WHAT IS BEING ASKED: Copy out each line of the material in which the word "оболочкой" appears.

╭─ DATA IN THIS EXERCISE

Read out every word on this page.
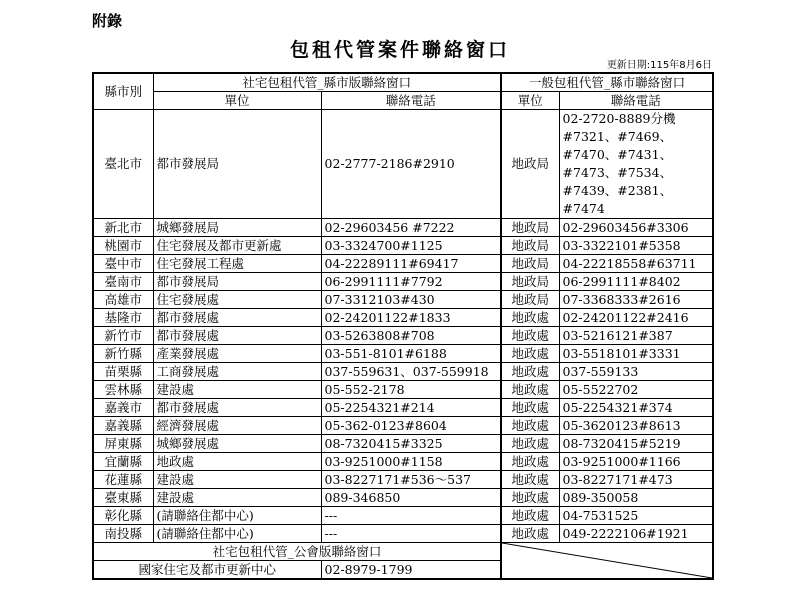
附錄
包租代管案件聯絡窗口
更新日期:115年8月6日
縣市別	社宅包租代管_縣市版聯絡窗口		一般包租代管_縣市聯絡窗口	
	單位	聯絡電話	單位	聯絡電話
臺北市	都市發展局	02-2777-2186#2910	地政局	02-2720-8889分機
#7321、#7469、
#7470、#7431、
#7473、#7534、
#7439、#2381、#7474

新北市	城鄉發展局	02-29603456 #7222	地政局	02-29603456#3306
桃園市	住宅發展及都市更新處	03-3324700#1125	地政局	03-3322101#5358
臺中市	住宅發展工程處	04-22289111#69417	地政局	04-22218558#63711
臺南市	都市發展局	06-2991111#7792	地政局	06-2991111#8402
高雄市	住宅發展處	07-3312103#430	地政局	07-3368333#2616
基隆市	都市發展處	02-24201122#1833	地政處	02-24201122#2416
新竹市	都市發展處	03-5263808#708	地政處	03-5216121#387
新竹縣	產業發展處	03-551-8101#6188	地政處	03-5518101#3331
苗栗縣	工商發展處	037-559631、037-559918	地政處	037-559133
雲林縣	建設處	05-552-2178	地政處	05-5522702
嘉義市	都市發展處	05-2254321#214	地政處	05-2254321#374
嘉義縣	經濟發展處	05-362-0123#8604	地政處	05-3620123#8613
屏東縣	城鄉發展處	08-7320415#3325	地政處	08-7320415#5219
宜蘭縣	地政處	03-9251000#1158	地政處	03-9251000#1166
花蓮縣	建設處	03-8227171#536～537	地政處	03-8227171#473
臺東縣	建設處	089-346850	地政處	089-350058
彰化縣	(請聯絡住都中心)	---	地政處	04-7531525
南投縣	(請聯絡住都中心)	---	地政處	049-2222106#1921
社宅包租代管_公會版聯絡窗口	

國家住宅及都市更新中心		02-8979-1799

╰─
╭─ DATA IN THIS EXERCISE

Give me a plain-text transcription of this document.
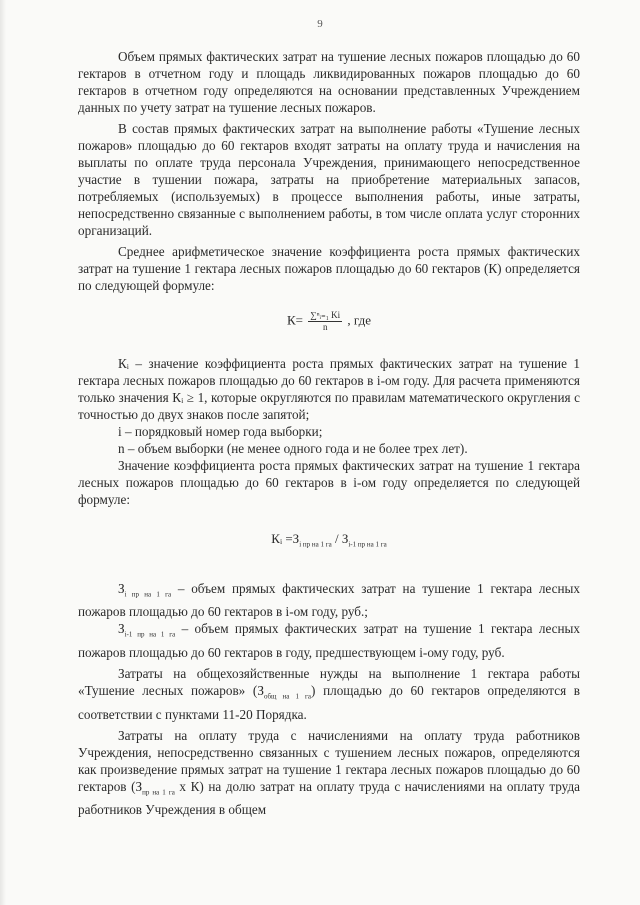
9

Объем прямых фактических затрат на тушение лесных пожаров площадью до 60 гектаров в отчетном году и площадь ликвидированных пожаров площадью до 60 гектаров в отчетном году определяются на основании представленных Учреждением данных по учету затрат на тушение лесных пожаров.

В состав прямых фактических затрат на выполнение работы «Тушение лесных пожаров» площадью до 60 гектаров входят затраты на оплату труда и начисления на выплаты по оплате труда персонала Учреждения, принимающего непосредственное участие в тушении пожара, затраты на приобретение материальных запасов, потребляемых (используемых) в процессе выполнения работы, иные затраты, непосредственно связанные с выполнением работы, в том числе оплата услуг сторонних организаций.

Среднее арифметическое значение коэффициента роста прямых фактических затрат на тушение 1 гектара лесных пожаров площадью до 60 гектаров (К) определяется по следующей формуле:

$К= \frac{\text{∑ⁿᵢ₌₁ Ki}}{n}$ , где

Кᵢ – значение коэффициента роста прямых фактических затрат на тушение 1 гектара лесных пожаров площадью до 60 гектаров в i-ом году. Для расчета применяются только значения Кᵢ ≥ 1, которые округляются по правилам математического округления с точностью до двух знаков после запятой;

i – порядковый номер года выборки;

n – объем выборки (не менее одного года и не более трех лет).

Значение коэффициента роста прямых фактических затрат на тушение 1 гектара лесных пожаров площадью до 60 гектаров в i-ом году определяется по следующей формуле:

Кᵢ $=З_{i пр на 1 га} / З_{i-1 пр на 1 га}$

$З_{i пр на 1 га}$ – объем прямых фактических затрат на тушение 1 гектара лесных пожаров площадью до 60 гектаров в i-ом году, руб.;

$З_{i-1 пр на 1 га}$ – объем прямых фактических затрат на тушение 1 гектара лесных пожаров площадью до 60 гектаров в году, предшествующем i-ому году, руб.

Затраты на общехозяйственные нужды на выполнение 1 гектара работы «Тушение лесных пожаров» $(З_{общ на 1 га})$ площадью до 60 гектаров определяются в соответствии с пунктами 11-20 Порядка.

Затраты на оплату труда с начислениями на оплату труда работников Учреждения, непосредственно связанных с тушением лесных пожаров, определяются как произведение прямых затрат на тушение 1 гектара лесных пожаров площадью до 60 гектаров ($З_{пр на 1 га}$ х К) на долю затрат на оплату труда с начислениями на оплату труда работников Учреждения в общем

╰─
╭─ DATA IN THIS EXERCISE

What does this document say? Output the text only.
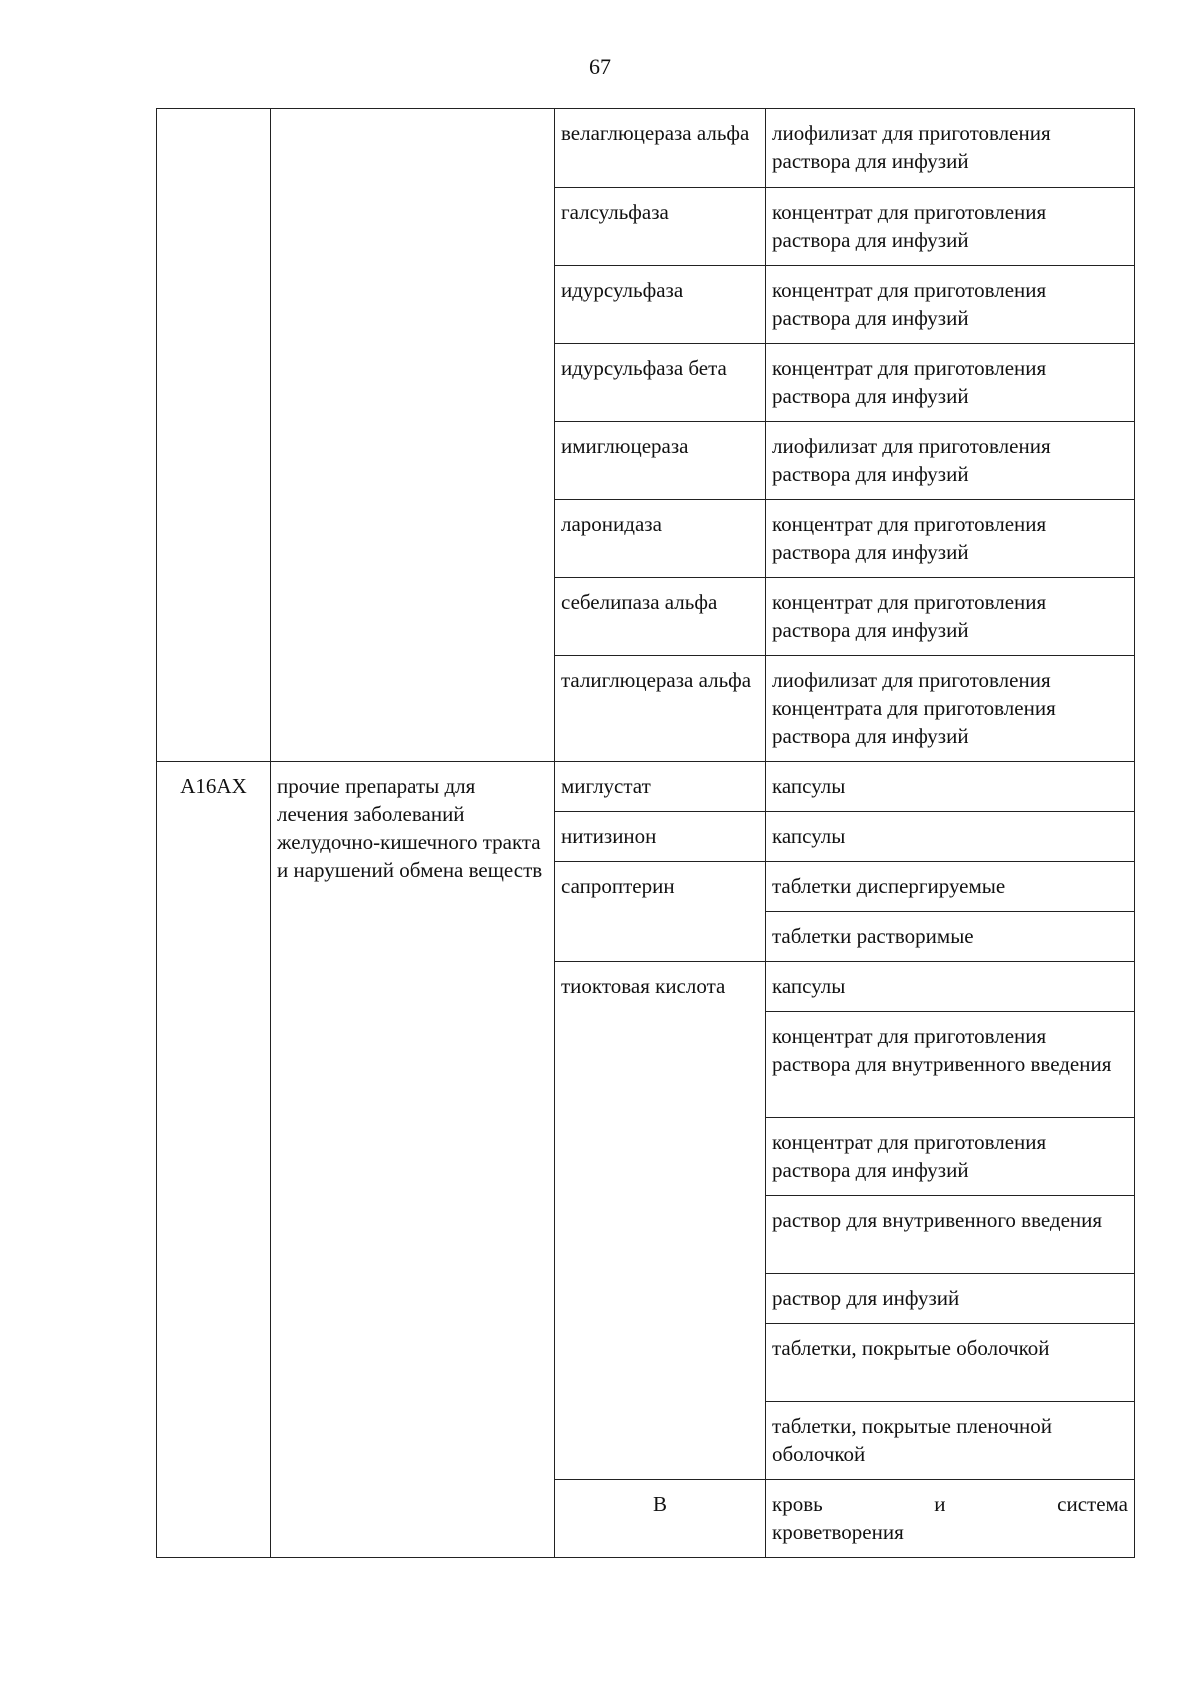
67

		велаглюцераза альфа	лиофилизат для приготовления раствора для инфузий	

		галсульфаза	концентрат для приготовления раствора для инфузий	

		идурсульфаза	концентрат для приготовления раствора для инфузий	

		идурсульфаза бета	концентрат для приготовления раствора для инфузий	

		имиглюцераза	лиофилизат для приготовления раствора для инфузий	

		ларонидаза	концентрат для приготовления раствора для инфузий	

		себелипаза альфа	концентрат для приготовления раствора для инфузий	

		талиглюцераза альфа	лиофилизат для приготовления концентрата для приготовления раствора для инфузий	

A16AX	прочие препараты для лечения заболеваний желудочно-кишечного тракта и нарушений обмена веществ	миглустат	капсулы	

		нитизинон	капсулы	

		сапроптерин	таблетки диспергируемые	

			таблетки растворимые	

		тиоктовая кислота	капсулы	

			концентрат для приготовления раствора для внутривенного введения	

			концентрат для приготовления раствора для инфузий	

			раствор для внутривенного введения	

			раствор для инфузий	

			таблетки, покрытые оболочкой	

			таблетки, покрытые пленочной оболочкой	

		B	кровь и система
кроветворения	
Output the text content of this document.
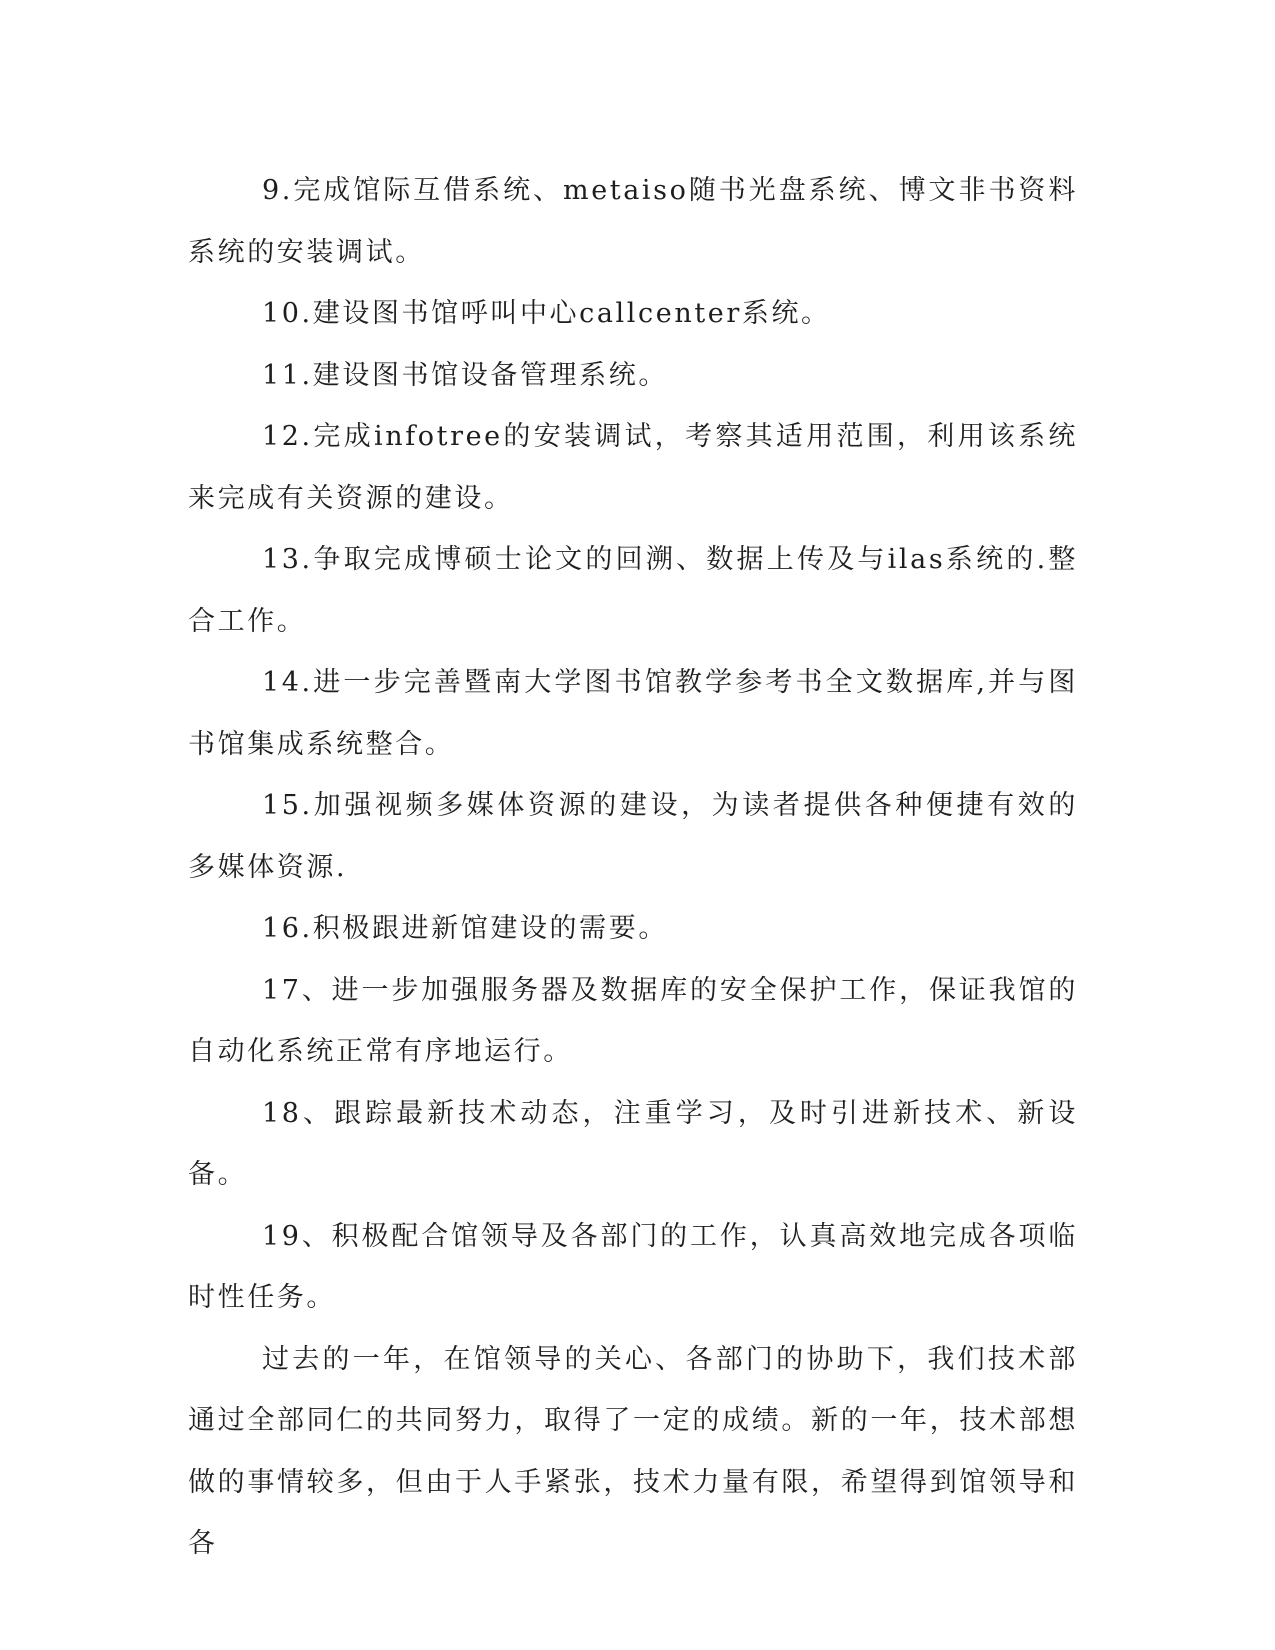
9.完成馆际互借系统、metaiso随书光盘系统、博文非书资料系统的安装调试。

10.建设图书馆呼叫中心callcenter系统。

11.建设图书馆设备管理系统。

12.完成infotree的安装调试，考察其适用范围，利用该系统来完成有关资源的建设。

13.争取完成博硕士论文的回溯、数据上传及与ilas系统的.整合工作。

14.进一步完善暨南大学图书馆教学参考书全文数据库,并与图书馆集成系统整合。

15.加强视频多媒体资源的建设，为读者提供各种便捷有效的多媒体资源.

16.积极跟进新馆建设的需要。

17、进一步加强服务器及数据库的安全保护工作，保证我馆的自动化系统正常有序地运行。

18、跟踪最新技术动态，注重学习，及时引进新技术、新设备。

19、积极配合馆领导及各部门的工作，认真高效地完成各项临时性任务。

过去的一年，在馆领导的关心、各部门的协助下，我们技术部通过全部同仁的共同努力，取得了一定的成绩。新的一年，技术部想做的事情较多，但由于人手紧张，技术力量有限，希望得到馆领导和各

╰─

RESULT:
			таблетки, покрытые оболочкой	
			таблетки, покрытые пленочной оболочкой	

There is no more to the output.